> Data supplied:
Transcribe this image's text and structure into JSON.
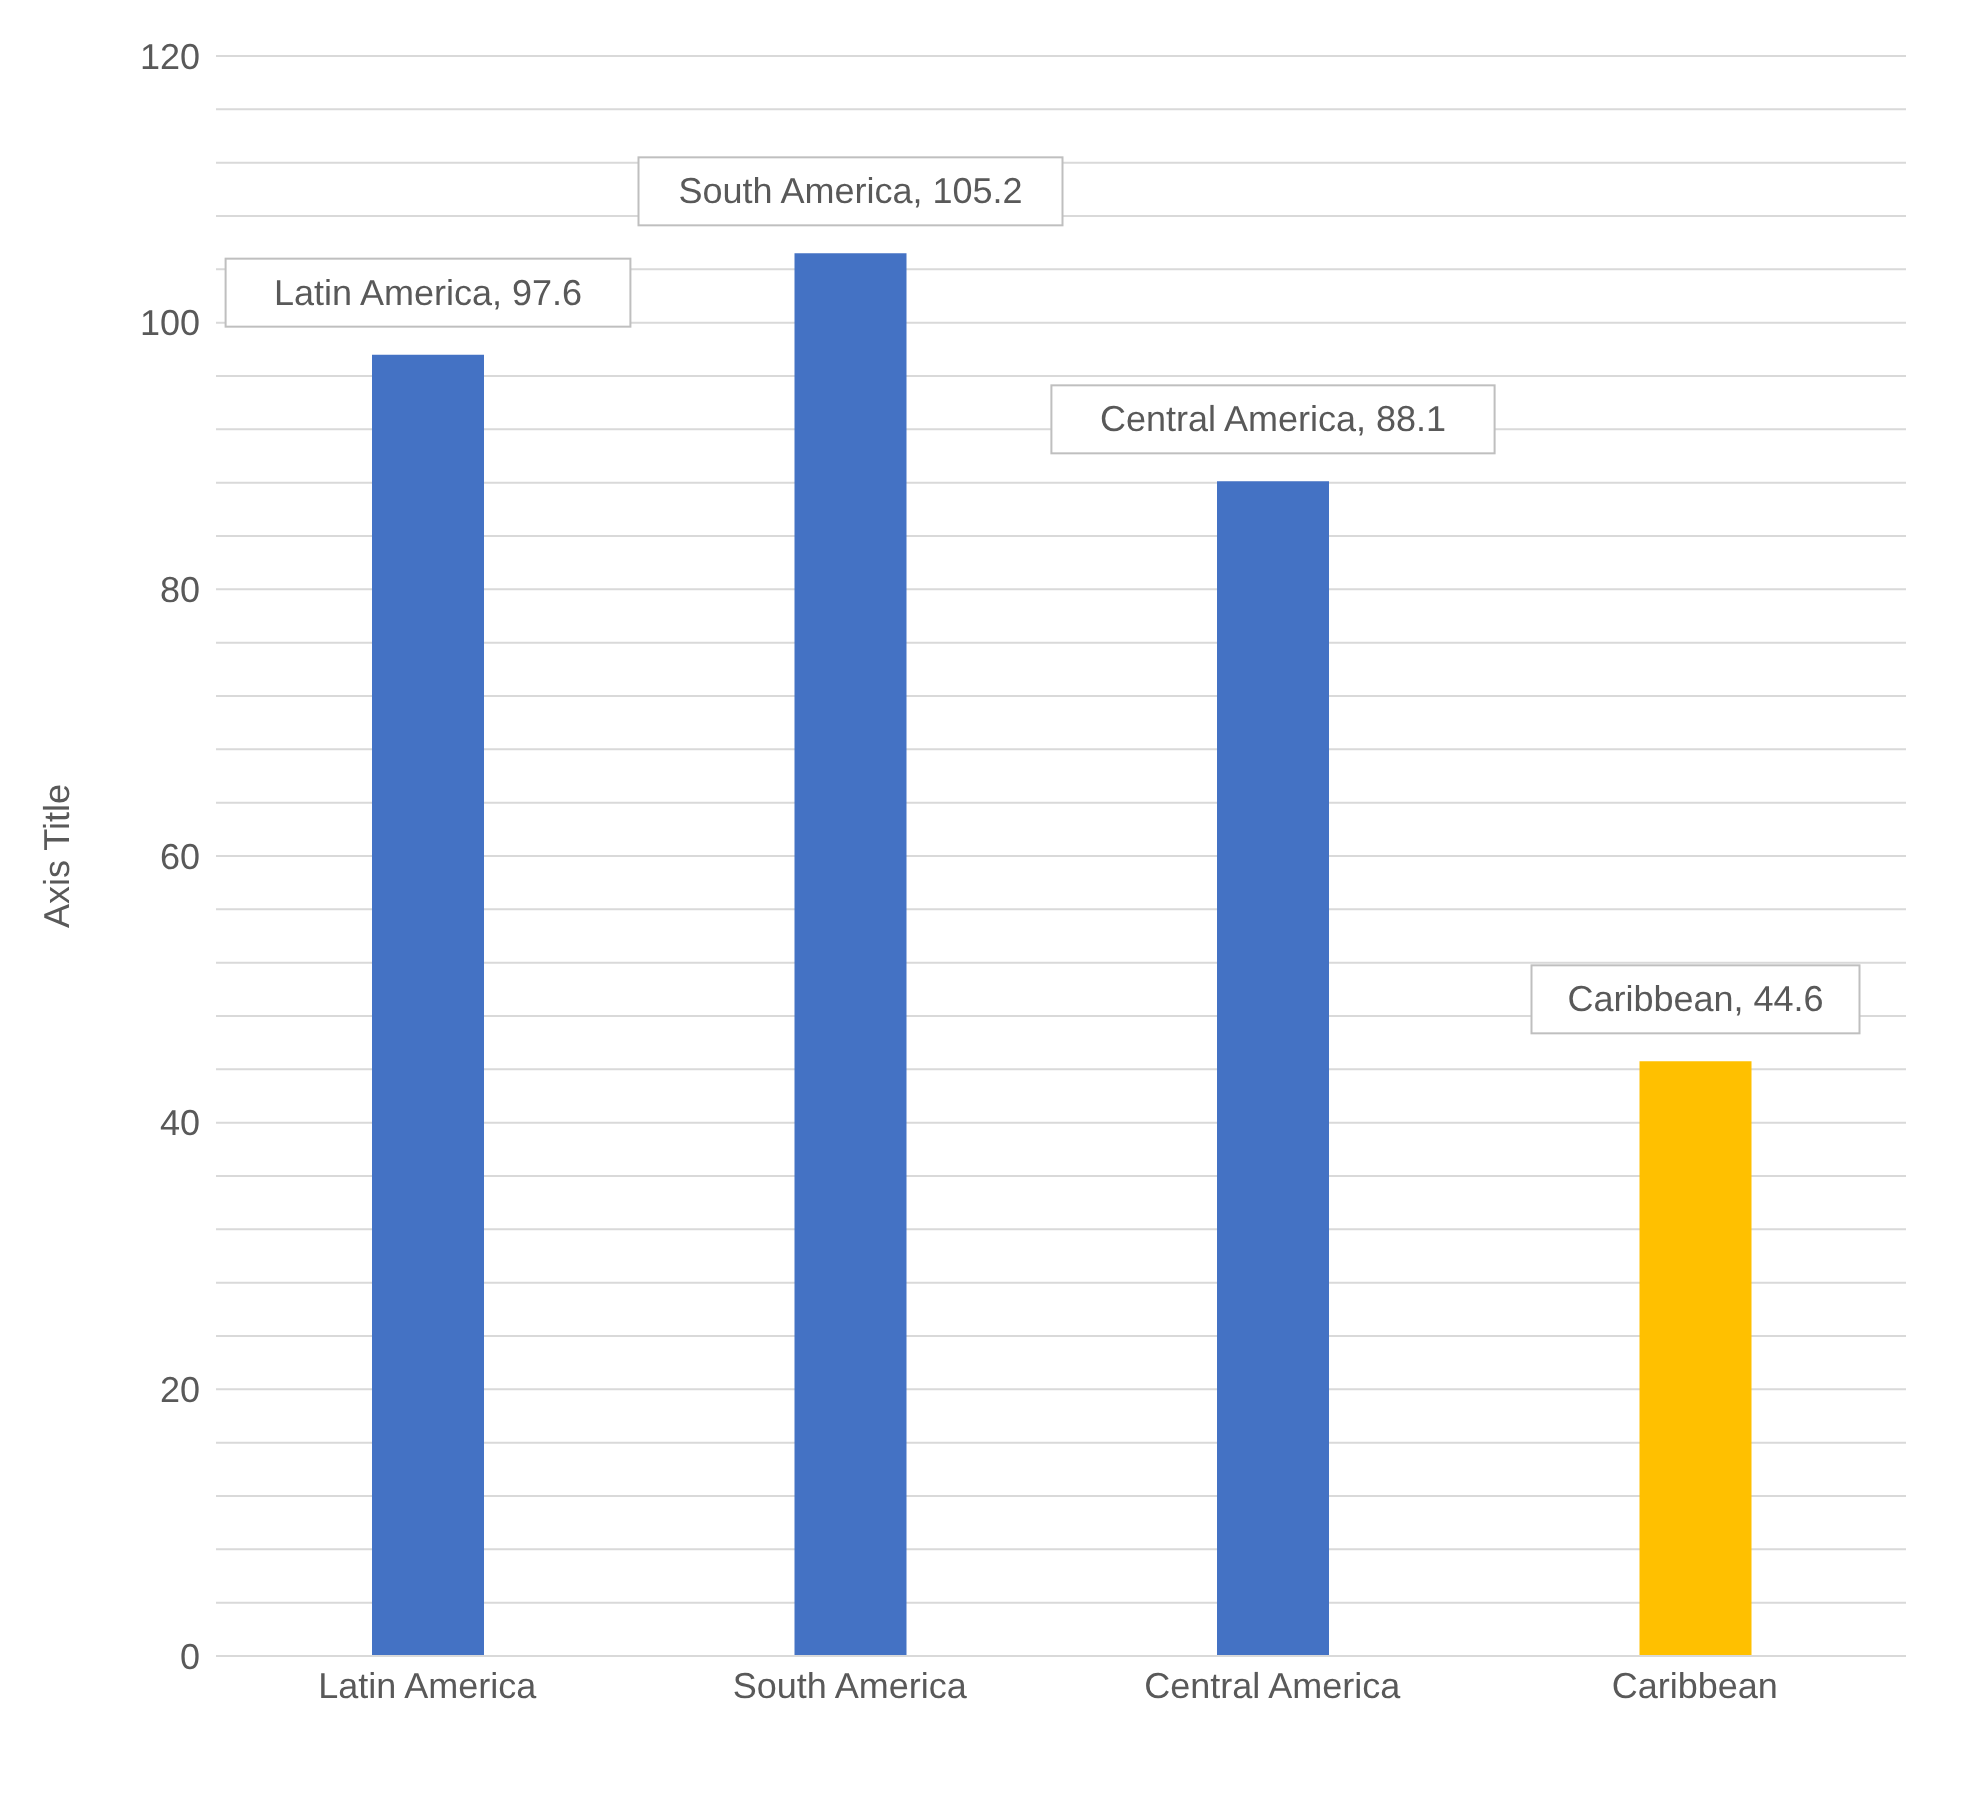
{
  "chart_data": {
    "type": "bar",
    "ylabel": "Axis Title",
    "categories": [
      "Latin America",
      "South America",
      "Central America",
      "Caribbean"
    ],
    "values": [
      97.6,
      105.2,
      88.1,
      44.6
    ],
    "colors": [
      "#4472c4",
      "#4472c4",
      "#4472c4",
      "#ffc000"
    ],
    "value_labels": [
      "Latin America, 97.6",
      "South America, 105.2",
      "Central America, 88.1",
      "Caribbean, 44.6"
    ],
    "ylim": [
      0,
      120
    ],
    "yticks": [
      0,
      {
        "value": 4,
        "label": null
      },
      {
        "value": 8,
        "label": null
      },
      {
        "value": 12,
        "label": null
      },
      {
        "value": 16,
        "label": null
      },
      20,
      {
        "value": 24,
        "label": null
      },
      {
        "value": 28,
        "label": null
      },
      {
        "value": 32,
        "label": null
      },
      {
        "value": 36,
        "label": null
      },
      40,
      {
        "value": 44,
        "label": null
      },
      {
        "value": 48,
        "label": null
      },
      {
        "value": 52,
        "label": null
      },
      {
        "value": 56,
        "label": null
      },
      60,
      {
        "value": 64,
        "label": null
      },
      {
        "value": 68,
        "label": null
      },
      {
        "value": 72,
        "label": null
      },
      {
        "value": 76,
        "label": null
      },
      80,
      {
        "value": 84,
        "label": null
      },
      {
        "value": 88,
        "label": null
      },
      {
        "value": 92,
        "label": null
      },
      {
        "value": 96,
        "label": null
      },
      100,
      {
        "value": 104,
        "label": null
      },
      {
        "value": 108,
        "label": null
      },
      {
        "value": 112,
        "label": null
      },
      {
        "value": 116,
        "label": null
      },
      120
    ],
    "grid": "y"
  }
}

> What you will do: Give back the whole listing as it stands, minus its pictures.

> The output:
Transcribe this image's text and structure into JSON.
{
  "chart_data": {
    "type": "bar",
    "ylabel": "Axis Title",
    "categories": [
      "Latin America",
      "South America",
      "Central America",
      "Caribbean"
    ],
    "values": [
      97.6,
      105.2,
      88.1,
      44.6
    ],
    "colors": [
      "#4472c4",
      "#4472c4",
      "#4472c4",
      "#ffc000"
    ],
    "value_labels": [
      "Latin America, 97.6",
      "South America, 105.2",
      "Central America, 88.1",
      "Caribbean, 44.6"
    ],
    "ylim": [
      0,
      120
    ],
    "yticks": [
      0,
      {
        "value": 4,
        "label": null
      },
      {
        "value": 8,
        "label": null
      },
      {
        "value": 12,
        "label": null
      },
      {
        "value": 16,
        "label": null
      },
      20,
      {
        "value": 24,
        "label": null
      },
      {
        "value": 28,
        "label": null
      },
      {
        "value": 32,
        "label": null
      },
      {
        "value": 36,
        "label": null
      },
      40,
      {
        "value": 44,
        "label": null
      },
      {
        "value": 48,
        "label": null
      },
      {
        "value": 52,
        "label": null
      },
      {
        "value": 56,
        "label": null
      },
      60,
      {
        "value": 64,
        "label": null
      },
      {
        "value": 68,
        "label": null
      },
      {
        "value": 72,
        "label": null
      },
      {
        "value": 76,
        "label": null
      },
      80,
      {
        "value": 84,
        "label": null
      },
      {
        "value": 88,
        "label": null
      },
      {
        "value": 92,
        "label": null
      },
      {
        "value": 96,
        "label": null
      },
      100,
      {
        "value": 104,
        "label": null
      },
      {
        "value": 108,
        "label": null
      },
      {
        "value": 112,
        "label": null
      },
      {
        "value": 116,
        "label": null
      },
      120
    ],
    "grid": "y"
  }
}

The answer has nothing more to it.